[Work instructions] Filter the records for lines holding the string "grid".

-------- Given records --------

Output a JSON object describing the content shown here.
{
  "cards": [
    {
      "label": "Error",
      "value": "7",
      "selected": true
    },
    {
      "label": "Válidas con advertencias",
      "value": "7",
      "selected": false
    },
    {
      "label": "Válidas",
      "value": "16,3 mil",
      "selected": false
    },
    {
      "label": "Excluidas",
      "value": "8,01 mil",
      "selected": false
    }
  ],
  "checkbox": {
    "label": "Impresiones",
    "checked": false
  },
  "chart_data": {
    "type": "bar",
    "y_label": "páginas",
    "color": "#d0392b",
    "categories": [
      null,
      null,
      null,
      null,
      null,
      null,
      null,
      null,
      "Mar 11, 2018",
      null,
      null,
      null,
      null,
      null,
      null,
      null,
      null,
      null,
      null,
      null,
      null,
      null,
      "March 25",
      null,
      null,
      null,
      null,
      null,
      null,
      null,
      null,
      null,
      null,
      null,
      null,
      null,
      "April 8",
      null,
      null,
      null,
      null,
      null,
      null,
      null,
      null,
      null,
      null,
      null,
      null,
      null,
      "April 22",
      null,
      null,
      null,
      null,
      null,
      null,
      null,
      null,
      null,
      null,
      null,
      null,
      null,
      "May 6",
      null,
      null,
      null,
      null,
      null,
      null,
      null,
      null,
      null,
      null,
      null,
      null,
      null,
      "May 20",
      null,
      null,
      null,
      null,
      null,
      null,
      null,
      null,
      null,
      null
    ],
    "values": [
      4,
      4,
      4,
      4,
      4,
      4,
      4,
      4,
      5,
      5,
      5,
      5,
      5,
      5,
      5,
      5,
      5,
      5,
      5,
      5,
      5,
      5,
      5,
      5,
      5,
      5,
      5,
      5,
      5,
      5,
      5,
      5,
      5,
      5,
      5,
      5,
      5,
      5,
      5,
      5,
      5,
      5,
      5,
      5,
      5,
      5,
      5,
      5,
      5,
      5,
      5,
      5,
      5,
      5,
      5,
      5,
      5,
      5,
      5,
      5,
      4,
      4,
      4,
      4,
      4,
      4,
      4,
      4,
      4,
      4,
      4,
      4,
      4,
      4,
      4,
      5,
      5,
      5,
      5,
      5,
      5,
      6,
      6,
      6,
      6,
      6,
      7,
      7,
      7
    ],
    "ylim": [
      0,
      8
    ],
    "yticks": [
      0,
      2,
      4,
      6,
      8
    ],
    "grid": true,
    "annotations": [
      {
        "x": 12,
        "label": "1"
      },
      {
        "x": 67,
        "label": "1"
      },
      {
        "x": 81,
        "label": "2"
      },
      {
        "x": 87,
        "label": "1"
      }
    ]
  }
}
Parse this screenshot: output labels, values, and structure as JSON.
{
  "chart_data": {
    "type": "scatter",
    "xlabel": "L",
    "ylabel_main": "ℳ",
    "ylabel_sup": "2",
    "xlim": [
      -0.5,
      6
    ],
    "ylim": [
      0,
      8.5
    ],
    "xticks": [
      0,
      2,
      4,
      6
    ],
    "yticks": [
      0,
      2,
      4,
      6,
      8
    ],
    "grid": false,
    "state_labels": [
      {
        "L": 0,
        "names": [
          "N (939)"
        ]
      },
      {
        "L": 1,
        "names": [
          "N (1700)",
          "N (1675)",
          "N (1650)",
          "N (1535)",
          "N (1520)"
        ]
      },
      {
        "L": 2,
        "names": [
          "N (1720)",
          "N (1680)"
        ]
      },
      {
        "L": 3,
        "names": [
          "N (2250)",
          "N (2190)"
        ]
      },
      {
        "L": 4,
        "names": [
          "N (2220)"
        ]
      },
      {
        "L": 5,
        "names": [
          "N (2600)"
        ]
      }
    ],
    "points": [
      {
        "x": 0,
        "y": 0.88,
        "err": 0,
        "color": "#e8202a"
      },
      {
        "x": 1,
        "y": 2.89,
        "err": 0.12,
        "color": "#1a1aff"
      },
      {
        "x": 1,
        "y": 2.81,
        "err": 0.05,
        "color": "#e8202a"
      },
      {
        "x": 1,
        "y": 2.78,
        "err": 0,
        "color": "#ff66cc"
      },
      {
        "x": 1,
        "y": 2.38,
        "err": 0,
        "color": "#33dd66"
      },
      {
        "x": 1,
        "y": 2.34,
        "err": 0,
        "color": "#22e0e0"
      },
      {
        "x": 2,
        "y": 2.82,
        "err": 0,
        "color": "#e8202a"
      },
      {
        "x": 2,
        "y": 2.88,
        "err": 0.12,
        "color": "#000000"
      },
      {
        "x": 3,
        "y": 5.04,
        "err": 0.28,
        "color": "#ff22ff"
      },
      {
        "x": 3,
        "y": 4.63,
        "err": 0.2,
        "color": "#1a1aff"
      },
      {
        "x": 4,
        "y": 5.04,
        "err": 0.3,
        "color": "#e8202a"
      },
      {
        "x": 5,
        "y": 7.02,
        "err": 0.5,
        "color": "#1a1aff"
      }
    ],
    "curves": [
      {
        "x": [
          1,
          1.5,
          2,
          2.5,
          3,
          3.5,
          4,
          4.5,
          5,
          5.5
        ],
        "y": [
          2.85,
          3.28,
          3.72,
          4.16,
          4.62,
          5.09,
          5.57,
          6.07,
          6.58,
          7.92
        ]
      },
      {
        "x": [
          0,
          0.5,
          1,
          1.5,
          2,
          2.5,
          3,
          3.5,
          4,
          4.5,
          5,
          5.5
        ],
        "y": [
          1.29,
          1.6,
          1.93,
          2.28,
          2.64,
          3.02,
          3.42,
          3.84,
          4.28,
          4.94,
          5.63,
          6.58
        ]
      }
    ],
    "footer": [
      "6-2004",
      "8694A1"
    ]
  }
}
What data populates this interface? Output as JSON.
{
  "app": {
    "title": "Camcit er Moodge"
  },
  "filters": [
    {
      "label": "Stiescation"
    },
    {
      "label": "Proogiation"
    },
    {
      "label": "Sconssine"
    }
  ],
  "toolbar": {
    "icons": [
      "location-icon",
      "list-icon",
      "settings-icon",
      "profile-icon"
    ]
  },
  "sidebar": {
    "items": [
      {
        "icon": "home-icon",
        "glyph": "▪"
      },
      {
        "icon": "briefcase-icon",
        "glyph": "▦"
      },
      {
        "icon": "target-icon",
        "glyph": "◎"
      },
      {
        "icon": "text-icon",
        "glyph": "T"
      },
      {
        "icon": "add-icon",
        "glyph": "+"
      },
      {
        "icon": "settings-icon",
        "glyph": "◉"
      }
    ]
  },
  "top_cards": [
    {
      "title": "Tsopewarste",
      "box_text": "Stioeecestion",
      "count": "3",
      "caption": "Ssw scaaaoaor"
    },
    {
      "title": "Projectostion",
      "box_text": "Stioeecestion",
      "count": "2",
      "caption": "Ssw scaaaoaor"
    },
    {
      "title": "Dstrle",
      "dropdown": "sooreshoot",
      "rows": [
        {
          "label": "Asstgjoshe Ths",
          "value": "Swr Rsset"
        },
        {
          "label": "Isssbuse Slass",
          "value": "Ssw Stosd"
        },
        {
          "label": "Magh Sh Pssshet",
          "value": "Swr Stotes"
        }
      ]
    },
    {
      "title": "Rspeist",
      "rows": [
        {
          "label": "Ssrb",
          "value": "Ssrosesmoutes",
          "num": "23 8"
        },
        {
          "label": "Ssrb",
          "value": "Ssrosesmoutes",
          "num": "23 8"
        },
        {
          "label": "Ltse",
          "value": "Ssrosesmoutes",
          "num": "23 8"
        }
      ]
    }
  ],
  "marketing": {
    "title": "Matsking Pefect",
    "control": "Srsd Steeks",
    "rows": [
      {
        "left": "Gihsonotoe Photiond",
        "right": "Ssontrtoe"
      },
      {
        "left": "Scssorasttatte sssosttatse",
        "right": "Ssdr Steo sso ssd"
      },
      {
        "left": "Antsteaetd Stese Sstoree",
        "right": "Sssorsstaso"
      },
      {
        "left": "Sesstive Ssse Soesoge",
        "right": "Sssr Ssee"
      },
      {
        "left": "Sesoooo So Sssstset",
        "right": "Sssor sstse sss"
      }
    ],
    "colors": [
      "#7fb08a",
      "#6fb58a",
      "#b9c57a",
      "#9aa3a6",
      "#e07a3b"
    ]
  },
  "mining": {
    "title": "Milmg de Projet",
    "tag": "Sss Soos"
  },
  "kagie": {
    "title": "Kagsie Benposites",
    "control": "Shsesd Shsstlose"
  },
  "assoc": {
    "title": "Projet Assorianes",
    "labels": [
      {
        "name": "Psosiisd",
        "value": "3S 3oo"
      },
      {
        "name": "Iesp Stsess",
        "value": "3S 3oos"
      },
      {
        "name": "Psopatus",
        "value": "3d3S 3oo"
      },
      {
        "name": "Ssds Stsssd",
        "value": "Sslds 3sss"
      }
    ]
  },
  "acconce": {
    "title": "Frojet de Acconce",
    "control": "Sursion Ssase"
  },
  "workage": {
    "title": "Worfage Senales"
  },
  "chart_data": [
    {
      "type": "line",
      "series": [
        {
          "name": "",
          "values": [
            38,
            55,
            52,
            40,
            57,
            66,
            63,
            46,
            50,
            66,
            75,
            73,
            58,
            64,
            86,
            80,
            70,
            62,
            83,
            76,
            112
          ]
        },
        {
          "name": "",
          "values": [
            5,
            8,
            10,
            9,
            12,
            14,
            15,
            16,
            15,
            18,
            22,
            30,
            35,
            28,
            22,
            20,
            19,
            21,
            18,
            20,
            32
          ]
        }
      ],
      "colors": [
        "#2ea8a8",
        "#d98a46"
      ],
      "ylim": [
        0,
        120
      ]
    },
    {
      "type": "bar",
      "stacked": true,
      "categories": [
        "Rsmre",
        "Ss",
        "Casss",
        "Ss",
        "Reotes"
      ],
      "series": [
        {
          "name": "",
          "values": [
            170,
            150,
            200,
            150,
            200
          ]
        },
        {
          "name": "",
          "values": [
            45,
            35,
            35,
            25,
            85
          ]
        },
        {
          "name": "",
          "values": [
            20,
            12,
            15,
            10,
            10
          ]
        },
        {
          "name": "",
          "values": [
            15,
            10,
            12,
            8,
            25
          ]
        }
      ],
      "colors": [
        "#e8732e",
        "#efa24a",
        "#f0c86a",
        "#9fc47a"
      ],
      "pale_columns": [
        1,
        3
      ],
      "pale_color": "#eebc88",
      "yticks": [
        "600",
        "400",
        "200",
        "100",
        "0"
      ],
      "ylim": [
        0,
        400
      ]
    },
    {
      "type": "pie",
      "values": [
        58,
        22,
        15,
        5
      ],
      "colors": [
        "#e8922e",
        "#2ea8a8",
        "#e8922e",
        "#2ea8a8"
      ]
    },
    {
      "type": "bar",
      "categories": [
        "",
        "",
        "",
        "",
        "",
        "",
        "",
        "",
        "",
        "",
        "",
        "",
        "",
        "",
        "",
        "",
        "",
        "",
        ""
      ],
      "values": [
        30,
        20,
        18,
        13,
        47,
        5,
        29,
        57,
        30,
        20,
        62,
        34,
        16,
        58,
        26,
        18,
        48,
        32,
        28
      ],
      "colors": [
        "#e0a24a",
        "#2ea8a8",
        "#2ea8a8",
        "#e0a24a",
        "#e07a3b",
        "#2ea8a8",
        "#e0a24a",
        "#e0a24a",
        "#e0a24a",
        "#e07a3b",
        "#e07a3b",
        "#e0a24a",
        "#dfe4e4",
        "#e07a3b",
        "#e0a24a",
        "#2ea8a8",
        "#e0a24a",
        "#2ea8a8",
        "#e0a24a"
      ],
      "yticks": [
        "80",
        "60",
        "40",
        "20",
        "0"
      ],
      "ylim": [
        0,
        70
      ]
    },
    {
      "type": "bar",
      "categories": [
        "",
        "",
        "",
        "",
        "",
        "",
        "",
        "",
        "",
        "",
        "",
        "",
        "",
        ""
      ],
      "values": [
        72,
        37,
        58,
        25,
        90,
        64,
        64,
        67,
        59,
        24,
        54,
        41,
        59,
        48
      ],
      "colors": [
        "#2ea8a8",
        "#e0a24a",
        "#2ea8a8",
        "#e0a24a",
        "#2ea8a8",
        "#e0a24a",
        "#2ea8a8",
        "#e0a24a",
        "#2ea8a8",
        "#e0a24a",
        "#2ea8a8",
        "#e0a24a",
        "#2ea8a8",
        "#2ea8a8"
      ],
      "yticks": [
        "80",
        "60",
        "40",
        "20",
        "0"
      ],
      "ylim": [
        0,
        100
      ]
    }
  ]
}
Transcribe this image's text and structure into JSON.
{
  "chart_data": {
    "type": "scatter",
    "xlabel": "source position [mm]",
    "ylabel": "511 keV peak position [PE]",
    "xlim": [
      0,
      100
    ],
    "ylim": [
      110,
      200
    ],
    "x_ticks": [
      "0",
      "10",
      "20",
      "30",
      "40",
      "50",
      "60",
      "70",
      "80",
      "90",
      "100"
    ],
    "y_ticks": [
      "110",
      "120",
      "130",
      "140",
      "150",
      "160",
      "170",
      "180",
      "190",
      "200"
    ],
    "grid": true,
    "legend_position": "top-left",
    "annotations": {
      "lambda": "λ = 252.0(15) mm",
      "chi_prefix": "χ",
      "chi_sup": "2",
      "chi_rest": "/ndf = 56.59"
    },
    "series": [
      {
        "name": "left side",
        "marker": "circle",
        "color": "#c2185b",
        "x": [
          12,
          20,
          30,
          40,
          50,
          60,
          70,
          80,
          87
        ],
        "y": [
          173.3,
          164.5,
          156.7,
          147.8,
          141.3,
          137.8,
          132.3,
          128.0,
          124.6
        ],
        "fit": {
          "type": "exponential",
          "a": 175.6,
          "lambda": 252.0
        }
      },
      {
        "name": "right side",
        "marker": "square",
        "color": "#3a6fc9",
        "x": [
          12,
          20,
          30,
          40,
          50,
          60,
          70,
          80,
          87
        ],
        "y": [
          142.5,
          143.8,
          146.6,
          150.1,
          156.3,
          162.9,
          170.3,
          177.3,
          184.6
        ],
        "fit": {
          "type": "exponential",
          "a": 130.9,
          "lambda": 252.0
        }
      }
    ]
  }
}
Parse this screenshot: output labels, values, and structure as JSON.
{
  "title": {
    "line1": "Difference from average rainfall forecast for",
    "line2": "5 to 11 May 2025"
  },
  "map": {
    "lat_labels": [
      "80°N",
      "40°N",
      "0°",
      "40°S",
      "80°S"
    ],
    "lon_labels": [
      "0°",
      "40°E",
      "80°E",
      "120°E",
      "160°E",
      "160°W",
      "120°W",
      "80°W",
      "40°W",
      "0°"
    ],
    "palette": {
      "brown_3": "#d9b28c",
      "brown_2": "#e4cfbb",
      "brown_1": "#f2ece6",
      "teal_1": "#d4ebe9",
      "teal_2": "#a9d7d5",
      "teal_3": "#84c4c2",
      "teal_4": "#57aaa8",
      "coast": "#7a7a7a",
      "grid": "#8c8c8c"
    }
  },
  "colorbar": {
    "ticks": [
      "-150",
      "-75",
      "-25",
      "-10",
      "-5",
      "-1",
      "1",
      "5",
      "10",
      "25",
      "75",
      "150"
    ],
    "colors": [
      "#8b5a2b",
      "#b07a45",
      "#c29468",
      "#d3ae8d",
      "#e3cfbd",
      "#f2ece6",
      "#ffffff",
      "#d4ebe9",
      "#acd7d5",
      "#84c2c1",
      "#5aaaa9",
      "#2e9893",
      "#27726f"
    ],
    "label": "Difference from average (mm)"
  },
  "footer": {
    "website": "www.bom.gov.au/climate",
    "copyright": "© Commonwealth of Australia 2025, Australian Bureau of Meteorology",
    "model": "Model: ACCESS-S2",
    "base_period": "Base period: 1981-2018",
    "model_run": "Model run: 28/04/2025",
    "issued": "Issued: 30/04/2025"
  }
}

--------

[The reply]
    "grid": true,
    "grid": false,
    "grid": true,
      "grid": "#8c8c8c"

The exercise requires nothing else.